◆ Text segment
......

“I write while I’m walking, on little scraps of paper,”
June 10, 2015 11:24 AM   Subscribe

Juan Felipe Herrera, From Farm Fields to Poet Laureate [New York Times]
The Library of Congress announced on Wednesday that Juan Felipe Herrera, a son of migrant farmworkers whose writing fuses wide-ranging experimentalism with reflections on Mexican-American identity, will be the next poet laureate. The appointment of Mr. Herrera, who will succeed Charles Wright, comes as the country is debating immigration, a recurring subject of his work, which has been collected in books like “Border-Crosser With a Lamborghini Dream” and “187 Reasons Mexicanos Can’t Cross the Border.”

......

◆ Stated exercise 1
In the post about Juan Felipe Herrera, whom will he succeed as poet laureate?

◆ Data for this exercise

......

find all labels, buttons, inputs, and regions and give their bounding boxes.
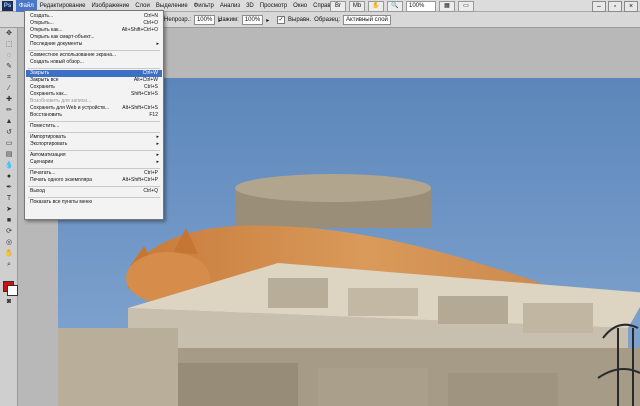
menu-item-open-as[interactable]: Открыть как... Alt+Shift+Ctrl+O (26, 27, 162, 34)
menu-item-exit[interactable]: Выход Ctrl+Q (26, 188, 162, 195)
bridge-button[interactable]: Br (330, 1, 346, 12)
menu-analysis[interactable]: Анализ (217, 0, 243, 12)
menu-item-save-for-web[interactable]: Сохранить для Web и устройств... Alt+Shif… (26, 105, 162, 112)
submenu-arrow-icon: ▸ (156, 141, 159, 147)
quick-mask-icon[interactable]: ◙ (3, 297, 15, 307)
minimize-button[interactable]: – (592, 1, 606, 12)
pressure-group: Нажим: 100% ▸ (218, 15, 269, 25)
pressure-label: Нажим: (218, 17, 239, 23)
menu-separator (28, 197, 160, 198)
dodge-tool-icon[interactable]: ● (3, 172, 15, 182)
crop-tool-icon[interactable]: ⌗ (3, 73, 15, 83)
menu-item-open-smart-object[interactable]: Открыть как смарт-объект... (26, 34, 162, 41)
zoom-tool-icon[interactable]: ⌕ (3, 260, 15, 270)
menu-separator (28, 168, 160, 169)
menu-separator (28, 68, 160, 69)
menu-item-place[interactable]: Поместить... (26, 123, 162, 130)
submenu-arrow-icon: ▸ (156, 152, 159, 158)
menu-item-check-in: Возобновить для записи... (30, 98, 92, 104)
menu-item-save-as[interactable]: Сохранить как... Shift+Ctrl+S (26, 91, 162, 98)
sample-select[interactable]: Активный слой (343, 15, 391, 25)
window-controls: – ▫ × (592, 1, 638, 12)
blur-tool-icon[interactable]: 💧 (3, 161, 15, 171)
menu-separator (28, 150, 160, 151)
file-menu-dropdown: Создать... Ctrl+N Открыть... Ctrl+O Открыт… (24, 10, 164, 220)
menu-view[interactable]: Просмотр (257, 0, 290, 12)
menu-item-revert[interactable]: Восстановить F12 (26, 112, 162, 119)
menu-item-save[interactable]: Сохранить Ctrl+S (26, 84, 162, 91)
opacity-label: Непрозр.: (164, 17, 191, 23)
menu-item-show-all[interactable]: Показать все пункты меню (26, 199, 162, 206)
hand-tool-icon[interactable]: ✋ (3, 249, 15, 259)
menu-filter[interactable]: Фильтр (191, 0, 217, 12)
menu-item-open[interactable]: Открыть... Ctrl+O (26, 20, 162, 27)
menu-window[interactable]: Окно (290, 0, 310, 12)
menu-item-close-all[interactable]: Закрыть все Alt+Ctrl+W (26, 77, 162, 84)
pressure-arrow-icon[interactable]: ▸ (266, 17, 269, 24)
quick-select-tool-icon[interactable]: ✎ (3, 62, 15, 72)
menu-item-automate[interactable]: Автоматизация ▸ (26, 152, 162, 159)
photoshop-logo: Ps (2, 1, 13, 11)
3d-orbit-tool-icon[interactable]: ◎ (3, 238, 15, 248)
menu-item-import[interactable]: Импортировать ▸ (26, 134, 162, 141)
zoom-level-select[interactable]: 100% (406, 1, 436, 12)
align-group: ✓ Выравн. Образец: Активный слой (277, 15, 391, 25)
brush-tool-icon[interactable]: ✏ (3, 106, 15, 116)
pressure-field[interactable]: 100% (241, 15, 264, 25)
shape-tool-icon[interactable]: ■ (3, 216, 15, 226)
healing-tool-icon[interactable]: ✚ (3, 95, 15, 105)
menu-item-close[interactable]: Закрыть Ctrl+W (26, 70, 162, 77)
marquee-tool-icon[interactable]: ⬚ (3, 40, 15, 50)
zoom-tool-button[interactable]: 🔍 (387, 1, 403, 12)
opacity-group: Непрозр.: 100% ▸ (164, 15, 221, 25)
pen-tool-icon[interactable]: ✒ (3, 183, 15, 193)
menu-item-export[interactable]: Экспортировать ▸ (26, 141, 162, 148)
maximize-button[interactable]: ▫ (608, 1, 622, 12)
menu-item-new[interactable]: Создать... Ctrl+N (26, 13, 162, 20)
path-select-tool-icon[interactable]: ➤ (3, 205, 15, 215)
menu-separator (28, 186, 160, 187)
menu-separator (28, 121, 160, 122)
gradient-tool-icon[interactable]: ▤ (3, 150, 15, 160)
type-tool-icon[interactable]: T (3, 194, 15, 204)
menu-separator (28, 132, 160, 133)
hand-tool-button[interactable]: ✋ (368, 1, 384, 12)
menu-3d[interactable]: 3D (243, 0, 257, 12)
close-button[interactable]: × (624, 1, 638, 12)
submenu-arrow-icon: ▸ (156, 134, 159, 140)
background-color-swatch[interactable] (7, 285, 18, 296)
align-checkbox[interactable]: ✓ (277, 16, 285, 24)
menubar-tools: Br Mb ✋ 🔍 100% ▦ ▭ (330, 1, 474, 12)
minibridge-button[interactable]: Mb (349, 1, 365, 12)
lasso-tool-icon[interactable]: ◌ (3, 51, 15, 61)
3d-rotate-tool-icon[interactable]: ⟳ (3, 227, 15, 237)
submenu-arrow-icon: ▸ (156, 159, 159, 165)
clone-stamp-tool-icon[interactable]: ▲ (3, 117, 15, 127)
sample-label: Образец: (314, 17, 340, 23)
menu-item-recent-documents[interactable]: Последние документы ▸ (26, 41, 162, 48)
menu-item-print[interactable]: Печатать... Ctrl+P (26, 170, 162, 177)
opacity-field[interactable]: 100% (193, 15, 216, 25)
move-tool-icon[interactable]: ✥ (3, 29, 15, 39)
menu-item-print-one-copy[interactable]: Печать одного экземпляра Alt+Shift+Ctrl+P (26, 177, 162, 184)
menu-item-new-review[interactable]: Создать новый обзор... (26, 59, 162, 66)
tools-panel: ✥ ⬚ ◌ ✎ ⌗ ⁄ ✚ ✏ ▲ ↺ ▭ ▤ 💧 ● ✒ T ➤ ■ ⟳ ◎ … (0, 28, 18, 406)
menu-item-share-screen[interactable]: Совместное использование экрана... (26, 52, 162, 59)
submenu-arrow-icon: ▸ (156, 41, 159, 47)
eraser-tool-icon[interactable]: ▭ (3, 139, 15, 149)
history-brush-tool-icon[interactable]: ↺ (3, 128, 15, 138)
arrange-documents-button[interactable]: ▦ (439, 1, 455, 12)
menu-separator (28, 50, 160, 51)
align-label: Выравн. (288, 17, 312, 23)
eyedropper-tool-icon[interactable]: ⁄ (3, 84, 15, 94)
screen-mode-button[interactable]: ▭ (458, 1, 474, 12)
menu-item-scripts[interactable]: Сценарии ▸ (26, 159, 162, 166)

......

◆ Stated exercise 2
Reproduce the records verbatim, everything from the line that contains "menu-item-open-as[interactable]: Открыть как..." down to the line that contains "submenu-arrow-icon: ▸ (156, 152, 159, 158)", with both of those lines included.

◆ Right answer 1
Charles Wright.

◆ Right answer 2
menu-item-open-as[interactable]: Открыть как... Alt+Shift+Ctrl+O (26, 27, 162, 34)
menu-item-exit[interactable]: Выход Ctrl+Q (26, 188, 162, 195)
bridge-button[interactable]: Br (330, 1, 346, 12)
menu-analysis[interactable]: Анализ (217, 0, 243, 12)
menu-item-save-for-web[interactable]: Сохранить для Web и устройств... Alt+Shif… (26, 105, 162, 112)
submenu-arrow-icon: ▸ (156, 141, 159, 147)
quick-mask-icon[interactable]: ◙ (3, 297, 15, 307)
minimize-button[interactable]: – (592, 1, 606, 12)
pressure-group: Нажим: 100% ▸ (218, 15, 269, 25)
pressure-label: Нажим: (218, 17, 239, 23)
menu-separator (28, 197, 160, 198)
dodge-tool-icon[interactable]: ● (3, 172, 15, 182)
crop-tool-icon[interactable]: ⌗ (3, 73, 15, 83)
menu-item-open-smart-object[interactable]: Открыть как смарт-объект... (26, 34, 162, 41)
zoom-tool-icon[interactable]: ⌕ (3, 260, 15, 270)
menu-separator (28, 168, 160, 169)
menu-separator (28, 68, 160, 69)
menu-item-place[interactable]: Поместить... (26, 123, 162, 130)
submenu-arrow-icon: ▸ (156, 152, 159, 158)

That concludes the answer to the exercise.